- **Stated goal**: Retype all the entries word for word, but omit the pictures.

- **Data section**:

*****

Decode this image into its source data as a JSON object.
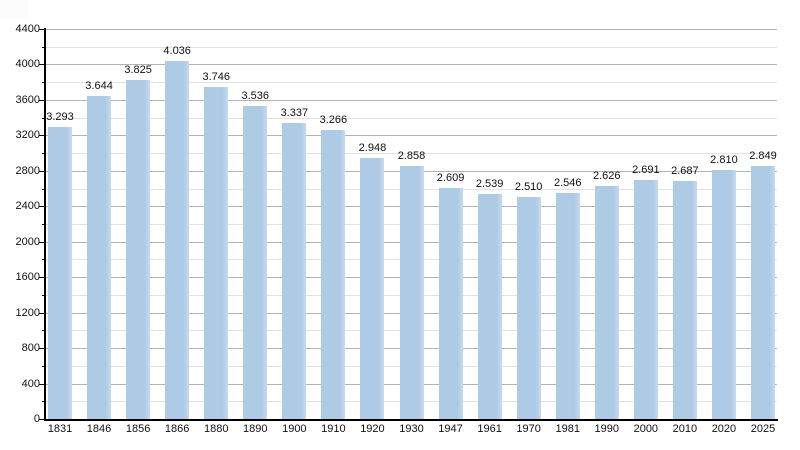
{
  "chart_data": {
    "type": "bar",
    "title": "",
    "xlabel": "",
    "ylabel": "",
    "categories": [
      "1831",
      "1846",
      "1856",
      "1866",
      "1880",
      "1890",
      "1900",
      "1910",
      "1920",
      "1930",
      "1947",
      "1961",
      "1970",
      "1981",
      "1990",
      "2000",
      "2010",
      "2020",
      "2025"
    ],
    "values": [
      3293,
      3644,
      3825,
      4036,
      3746,
      3536,
      3337,
      3266,
      2948,
      2858,
      2609,
      2539,
      2510,
      2546,
      2626,
      2691,
      2687,
      2810,
      2849
    ],
    "value_labels": [
      "3.293",
      "3.644",
      "3.825",
      "4.036",
      "3.746",
      "3.536",
      "3.337",
      "3.266",
      "2.948",
      "2.858",
      "2.609",
      "2.539",
      "2.510",
      "2.546",
      "2.626",
      "2.691",
      "2.687",
      "2.810",
      "2.849"
    ],
    "ylim": [
      0,
      4400
    ],
    "ytick_labels": [
      "0",
      "400",
      "800",
      "1200",
      "1600",
      "2000",
      "2400",
      "2800",
      "3200",
      "3600",
      "4000",
      "4400"
    ],
    "ytick_major_step": 400,
    "ytick_minor_step": 200,
    "grid": "horizontal-major-and-minor",
    "legend": "none",
    "colors": {
      "bar_fill": "#aecbe6",
      "grid_major": "#b3b3b3",
      "grid_minor": "#e2e2e2",
      "axis_line": "#000000",
      "label_text": "#111111",
      "background": "#ffffff"
    }
  }
}
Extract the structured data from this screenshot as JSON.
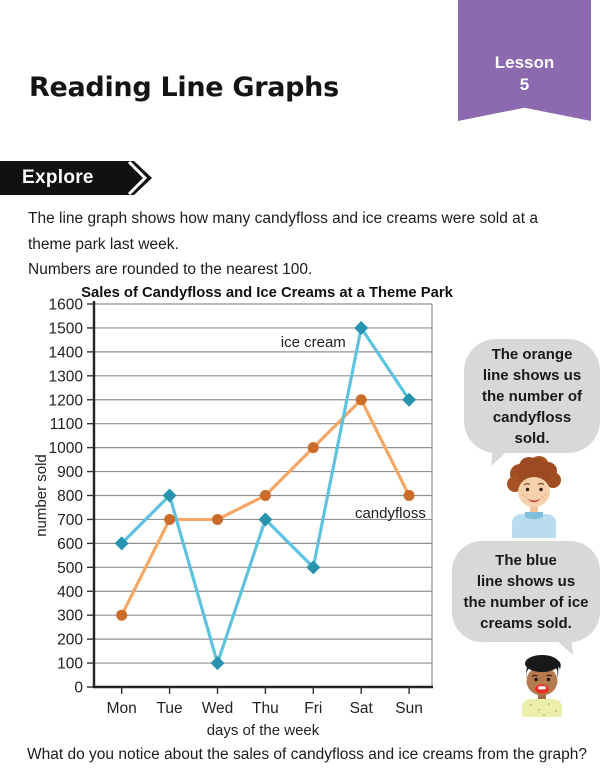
{
  "page": {
    "title": "Reading Line Graphs",
    "lesson_label": "Lesson",
    "lesson_number": "5",
    "explore_label": "Explore",
    "intro_paragraph": "The line graph shows how many candyfloss and ice creams were sold at a theme park last week.",
    "intro_note": "Numbers are rounded to the nearest 100.",
    "question": "What do you notice about the sales of candyfloss and ice creams from the graph?"
  },
  "speech_bubbles": {
    "candyfloss": {
      "text": "The orange\nline shows us\nthe number of\ncandyfloss\nsold.",
      "speaker": "boy with curly red-brown hair and blue shirt"
    },
    "ice_cream": {
      "text": "The blue\nline shows us\nthe number of ice\ncreams sold.",
      "speaker": "child with black hair and yellow shirt"
    }
  },
  "colors": {
    "lesson_ribbon": "#8c6ab0",
    "explore_banner": "#111111",
    "speech_bubble": "#d8d8d8",
    "ice_cream_line": "#5ec3de",
    "ice_cream_marker": "#2793ad",
    "candyfloss_line": "#f4a766",
    "candyfloss_marker": "#cb6d28",
    "gridline": "#909090"
  },
  "chart_data": {
    "type": "line",
    "title": "Sales of Candyfloss and Ice Creams at a Theme Park",
    "xlabel": "days of the week",
    "ylabel": "number sold",
    "categories": [
      "Mon",
      "Tue",
      "Wed",
      "Thu",
      "Fri",
      "Sat",
      "Sun"
    ],
    "series": [
      {
        "name": "ice cream",
        "values": [
          600,
          800,
          100,
          700,
          500,
          1500,
          1200
        ],
        "line_color": "#5ec3de",
        "marker_color": "#2793ad",
        "marker": "diamond"
      },
      {
        "name": "candyfloss",
        "values": [
          300,
          700,
          700,
          800,
          1000,
          1200,
          800
        ],
        "line_color": "#f4a766",
        "marker_color": "#cb6d28",
        "marker": "circle"
      }
    ],
    "ylim": [
      0,
      1600
    ],
    "ytick_step": 100,
    "grid": true,
    "legend": "inline labels next to lines",
    "annotations": [
      {
        "text": "ice cream",
        "day_pos": 4.0,
        "value": 1420
      },
      {
        "text": "candyfloss",
        "day_pos": 5.61,
        "value": 705
      }
    ]
  }
}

*****

- **Result below**:
Decode this image into its source data as a JSON object.
{
  "chart_data": {
    "type": "bar",
    "title": "",
    "xlabel": "",
    "ylabel": "",
    "categories": [
      "1831",
      "1846",
      "1856",
      "1866",
      "1880",
      "1890",
      "1900",
      "1910",
      "1920",
      "1930",
      "1947",
      "1961",
      "1970",
      "1981",
      "1990",
      "2000",
      "2010",
      "2020",
      "2025"
    ],
    "values": [
      3293,
      3644,
      3825,
      4036,
      3746,
      3536,
      3337,
      3266,
      2948,
      2858,
      2609,
      2539,
      2510,
      2546,
      2626,
      2691,
      2687,
      2810,
      2849
    ],
    "value_labels": [
      "3.293",
      "3.644",
      "3.825",
      "4.036",
      "3.746",
      "3.536",
      "3.337",
      "3.266",
      "2.948",
      "2.858",
      "2.609",
      "2.539",
      "2.510",
      "2.546",
      "2.626",
      "2.691",
      "2.687",
      "2.810",
      "2.849"
    ],
    "ylim": [
      0,
      4400
    ],
    "ytick_labels": [
      "0",
      "400",
      "800",
      "1200",
      "1600",
      "2000",
      "2400",
      "2800",
      "3200",
      "3600",
      "4000",
      "4400"
    ],
    "ytick_major_step": 400,
    "ytick_minor_step": 200,
    "grid": "horizontal-major-and-minor",
    "legend": "none",
    "colors": {
      "bar_fill": "#aecbe6",
      "grid_major": "#b3b3b3",
      "grid_minor": "#e2e2e2",
      "axis_line": "#000000",
      "label_text": "#111111",
      "background": "#ffffff"
    }
  }
}
Extract the structured data from this screenshot as JSON.
{
  "page": {
    "title": "Reading Line Graphs",
    "lesson_label": "Lesson",
    "lesson_number": "5",
    "explore_label": "Explore",
    "intro_paragraph": "The line graph shows how many candyfloss and ice creams were sold at a theme park last week.",
    "intro_note": "Numbers are rounded to the nearest 100.",
    "question": "What do you notice about the sales of candyfloss and ice creams from the graph?"
  },
  "speech_bubbles": {
    "candyfloss": {
      "text": "The orange\nline shows us\nthe number of\ncandyfloss\nsold.",
      "speaker": "boy with curly red-brown hair and blue shirt"
    },
    "ice_cream": {
      "text": "The blue\nline shows us\nthe number of ice\ncreams sold.",
      "speaker": "child with black hair and yellow shirt"
    }
  },
  "colors": {
    "lesson_ribbon": "#8c6ab0",
    "explore_banner": "#111111",
    "speech_bubble": "#d8d8d8",
    "ice_cream_line": "#5ec3de",
    "ice_cream_marker": "#2793ad",
    "candyfloss_line": "#f4a766",
    "candyfloss_marker": "#cb6d28",
    "gridline": "#909090"
  },
  "chart_data": {
    "type": "line",
    "title": "Sales of Candyfloss and Ice Creams at a Theme Park",
    "xlabel": "days of the week",
    "ylabel": "number sold",
    "categories": [
      "Mon",
      "Tue",
      "Wed",
      "Thu",
      "Fri",
      "Sat",
      "Sun"
    ],
    "series": [
      {
        "name": "ice cream",
        "values": [
          600,
          800,
          100,
          700,
          500,
          1500,
          1200
        ],
        "line_color": "#5ec3de",
        "marker_color": "#2793ad",
        "marker": "diamond"
      },
      {
        "name": "candyfloss",
        "values": [
          300,
          700,
          700,
          800,
          1000,
          1200,
          800
        ],
        "line_color": "#f4a766",
        "marker_color": "#cb6d28",
        "marker": "circle"
      }
    ],
    "ylim": [
      0,
      1600
    ],
    "ytick_step": 100,
    "grid": true,
    "legend": "inline labels next to lines",
    "annotations": [
      {
        "text": "ice cream",
        "day_pos": 4.0,
        "value": 1420
      },
      {
        "text": "candyfloss",
        "day_pos": 5.61,
        "value": 705
      }
    ]
  }
}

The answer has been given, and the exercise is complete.